==== LISTED RECORDS

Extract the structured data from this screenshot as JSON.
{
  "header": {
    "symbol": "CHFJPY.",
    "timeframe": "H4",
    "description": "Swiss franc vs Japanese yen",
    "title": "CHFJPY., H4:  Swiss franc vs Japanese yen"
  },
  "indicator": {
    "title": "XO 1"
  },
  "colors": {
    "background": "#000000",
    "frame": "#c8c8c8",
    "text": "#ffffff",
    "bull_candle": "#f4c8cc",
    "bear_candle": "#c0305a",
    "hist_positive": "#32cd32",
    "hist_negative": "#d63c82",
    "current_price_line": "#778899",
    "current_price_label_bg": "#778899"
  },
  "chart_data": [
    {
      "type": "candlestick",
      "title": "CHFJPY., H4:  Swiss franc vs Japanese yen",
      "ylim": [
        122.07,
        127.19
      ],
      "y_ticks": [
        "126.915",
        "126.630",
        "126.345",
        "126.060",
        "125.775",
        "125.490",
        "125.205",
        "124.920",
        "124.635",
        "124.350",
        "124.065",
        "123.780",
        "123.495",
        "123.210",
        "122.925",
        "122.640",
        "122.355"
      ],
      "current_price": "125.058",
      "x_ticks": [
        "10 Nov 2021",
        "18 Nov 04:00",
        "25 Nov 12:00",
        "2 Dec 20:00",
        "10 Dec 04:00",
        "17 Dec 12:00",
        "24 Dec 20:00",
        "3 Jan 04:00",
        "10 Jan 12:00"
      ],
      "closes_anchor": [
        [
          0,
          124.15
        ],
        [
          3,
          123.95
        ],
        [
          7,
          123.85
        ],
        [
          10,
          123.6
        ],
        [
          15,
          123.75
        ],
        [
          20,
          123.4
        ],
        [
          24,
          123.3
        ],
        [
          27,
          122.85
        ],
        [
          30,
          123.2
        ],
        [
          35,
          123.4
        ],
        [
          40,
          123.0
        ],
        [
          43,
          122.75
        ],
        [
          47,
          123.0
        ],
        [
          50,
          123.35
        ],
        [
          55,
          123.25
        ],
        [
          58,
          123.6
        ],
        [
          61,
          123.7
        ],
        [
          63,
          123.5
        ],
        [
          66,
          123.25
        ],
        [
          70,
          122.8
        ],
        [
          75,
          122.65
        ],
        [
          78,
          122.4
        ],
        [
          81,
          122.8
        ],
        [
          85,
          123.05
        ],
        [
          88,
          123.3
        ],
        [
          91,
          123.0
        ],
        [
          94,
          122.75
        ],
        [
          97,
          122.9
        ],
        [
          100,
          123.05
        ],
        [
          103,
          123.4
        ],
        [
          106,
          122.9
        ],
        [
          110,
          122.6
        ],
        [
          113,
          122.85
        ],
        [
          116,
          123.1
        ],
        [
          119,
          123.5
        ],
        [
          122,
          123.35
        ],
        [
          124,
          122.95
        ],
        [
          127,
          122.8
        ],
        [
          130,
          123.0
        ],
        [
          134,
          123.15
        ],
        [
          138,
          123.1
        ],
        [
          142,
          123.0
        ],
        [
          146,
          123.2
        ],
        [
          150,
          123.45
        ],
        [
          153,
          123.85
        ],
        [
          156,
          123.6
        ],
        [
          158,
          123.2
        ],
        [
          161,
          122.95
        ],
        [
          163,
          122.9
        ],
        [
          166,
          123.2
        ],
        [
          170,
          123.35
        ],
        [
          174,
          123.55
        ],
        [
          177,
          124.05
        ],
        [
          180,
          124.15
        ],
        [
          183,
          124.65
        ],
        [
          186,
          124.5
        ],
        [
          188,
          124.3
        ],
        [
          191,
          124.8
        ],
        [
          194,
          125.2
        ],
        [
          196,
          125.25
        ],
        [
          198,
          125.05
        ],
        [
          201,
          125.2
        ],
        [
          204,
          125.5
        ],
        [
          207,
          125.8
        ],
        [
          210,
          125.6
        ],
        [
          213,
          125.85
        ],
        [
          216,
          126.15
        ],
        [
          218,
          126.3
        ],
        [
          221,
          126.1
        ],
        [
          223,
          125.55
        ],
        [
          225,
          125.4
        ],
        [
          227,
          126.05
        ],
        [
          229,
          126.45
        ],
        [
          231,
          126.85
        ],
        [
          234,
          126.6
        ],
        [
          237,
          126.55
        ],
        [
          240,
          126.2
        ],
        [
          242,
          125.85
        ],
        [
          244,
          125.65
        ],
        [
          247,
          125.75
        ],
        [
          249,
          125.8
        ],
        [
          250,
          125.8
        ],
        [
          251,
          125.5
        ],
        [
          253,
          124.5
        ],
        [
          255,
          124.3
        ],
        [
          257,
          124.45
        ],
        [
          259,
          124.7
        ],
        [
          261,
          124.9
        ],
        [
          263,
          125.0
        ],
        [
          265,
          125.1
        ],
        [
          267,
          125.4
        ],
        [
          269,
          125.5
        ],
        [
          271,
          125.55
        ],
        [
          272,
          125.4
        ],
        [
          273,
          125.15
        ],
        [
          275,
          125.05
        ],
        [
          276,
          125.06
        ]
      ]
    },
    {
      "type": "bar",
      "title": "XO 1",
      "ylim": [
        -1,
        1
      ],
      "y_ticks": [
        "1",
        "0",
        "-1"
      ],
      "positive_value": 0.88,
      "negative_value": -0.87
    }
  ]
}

========

**EXERCISE GOAL**
Return each entry from above without altering a single character.

**ANSWER TO THIS TASK**
Extract the structured data from this screenshot as JSON.
{
  "header": {
    "symbol": "CHFJPY.",
    "timeframe": "H4",
    "description": "Swiss franc vs Japanese yen",
    "title": "CHFJPY., H4:  Swiss franc vs Japanese yen"
  },
  "indicator": {
    "title": "XO 1"
  },
  "colors": {
    "background": "#000000",
    "frame": "#c8c8c8",
    "text": "#ffffff",
    "bull_candle": "#f4c8cc",
    "bear_candle": "#c0305a",
    "hist_positive": "#32cd32",
    "hist_negative": "#d63c82",
    "current_price_line": "#778899",
    "current_price_label_bg": "#778899"
  },
  "chart_data": [
    {
      "type": "candlestick",
      "title": "CHFJPY., H4:  Swiss franc vs Japanese yen",
      "ylim": [
        122.07,
        127.19
      ],
      "y_ticks": [
        "126.915",
        "126.630",
        "126.345",
        "126.060",
        "125.775",
        "125.490",
        "125.205",
        "124.920",
        "124.635",
        "124.350",
        "124.065",
        "123.780",
        "123.495",
        "123.210",
        "122.925",
        "122.640",
        "122.355"
      ],
      "current_price": "125.058",
      "x_ticks": [
        "10 Nov 2021",
        "18 Nov 04:00",
        "25 Nov 12:00",
        "2 Dec 20:00",
        "10 Dec 04:00",
        "17 Dec 12:00",
        "24 Dec 20:00",
        "3 Jan 04:00",
        "10 Jan 12:00"
      ],
      "closes_anchor": [
        [
          0,
          124.15
        ],
        [
          3,
          123.95
        ],
        [
          7,
          123.85
        ],
        [
          10,
          123.6
        ],
        [
          15,
          123.75
        ],
        [
          20,
          123.4
        ],
        [
          24,
          123.3
        ],
        [
          27,
          122.85
        ],
        [
          30,
          123.2
        ],
        [
          35,
          123.4
        ],
        [
          40,
          123.0
        ],
        [
          43,
          122.75
        ],
        [
          47,
          123.0
        ],
        [
          50,
          123.35
        ],
        [
          55,
          123.25
        ],
        [
          58,
          123.6
        ],
        [
          61,
          123.7
        ],
        [
          63,
          123.5
        ],
        [
          66,
          123.25
        ],
        [
          70,
          122.8
        ],
        [
          75,
          122.65
        ],
        [
          78,
          122.4
        ],
        [
          81,
          122.8
        ],
        [
          85,
          123.05
        ],
        [
          88,
          123.3
        ],
        [
          91,
          123.0
        ],
        [
          94,
          122.75
        ],
        [
          97,
          122.9
        ],
        [
          100,
          123.05
        ],
        [
          103,
          123.4
        ],
        [
          106,
          122.9
        ],
        [
          110,
          122.6
        ],
        [
          113,
          122.85
        ],
        [
          116,
          123.1
        ],
        [
          119,
          123.5
        ],
        [
          122,
          123.35
        ],
        [
          124,
          122.95
        ],
        [
          127,
          122.8
        ],
        [
          130,
          123.0
        ],
        [
          134,
          123.15
        ],
        [
          138,
          123.1
        ],
        [
          142,
          123.0
        ],
        [
          146,
          123.2
        ],
        [
          150,
          123.45
        ],
        [
          153,
          123.85
        ],
        [
          156,
          123.6
        ],
        [
          158,
          123.2
        ],
        [
          161,
          122.95
        ],
        [
          163,
          122.9
        ],
        [
          166,
          123.2
        ],
        [
          170,
          123.35
        ],
        [
          174,
          123.55
        ],
        [
          177,
          124.05
        ],
        [
          180,
          124.15
        ],
        [
          183,
          124.65
        ],
        [
          186,
          124.5
        ],
        [
          188,
          124.3
        ],
        [
          191,
          124.8
        ],
        [
          194,
          125.2
        ],
        [
          196,
          125.25
        ],
        [
          198,
          125.05
        ],
        [
          201,
          125.2
        ],
        [
          204,
          125.5
        ],
        [
          207,
          125.8
        ],
        [
          210,
          125.6
        ],
        [
          213,
          125.85
        ],
        [
          216,
          126.15
        ],
        [
          218,
          126.3
        ],
        [
          221,
          126.1
        ],
        [
          223,
          125.55
        ],
        [
          225,
          125.4
        ],
        [
          227,
          126.05
        ],
        [
          229,
          126.45
        ],
        [
          231,
          126.85
        ],
        [
          234,
          126.6
        ],
        [
          237,
          126.55
        ],
        [
          240,
          126.2
        ],
        [
          242,
          125.85
        ],
        [
          244,
          125.65
        ],
        [
          247,
          125.75
        ],
        [
          249,
          125.8
        ],
        [
          250,
          125.8
        ],
        [
          251,
          125.5
        ],
        [
          253,
          124.5
        ],
        [
          255,
          124.3
        ],
        [
          257,
          124.45
        ],
        [
          259,
          124.7
        ],
        [
          261,
          124.9
        ],
        [
          263,
          125.0
        ],
        [
          265,
          125.1
        ],
        [
          267,
          125.4
        ],
        [
          269,
          125.5
        ],
        [
          271,
          125.55
        ],
        [
          272,
          125.4
        ],
        [
          273,
          125.15
        ],
        [
          275,
          125.05
        ],
        [
          276,
          125.06
        ]
      ]
    },
    {
      "type": "bar",
      "title": "XO 1",
      "ylim": [
        -1,
        1
      ],
      "y_ticks": [
        "1",
        "0",
        "-1"
      ],
      "positive_value": 0.88,
      "negative_value": -0.87
    }
  ]
}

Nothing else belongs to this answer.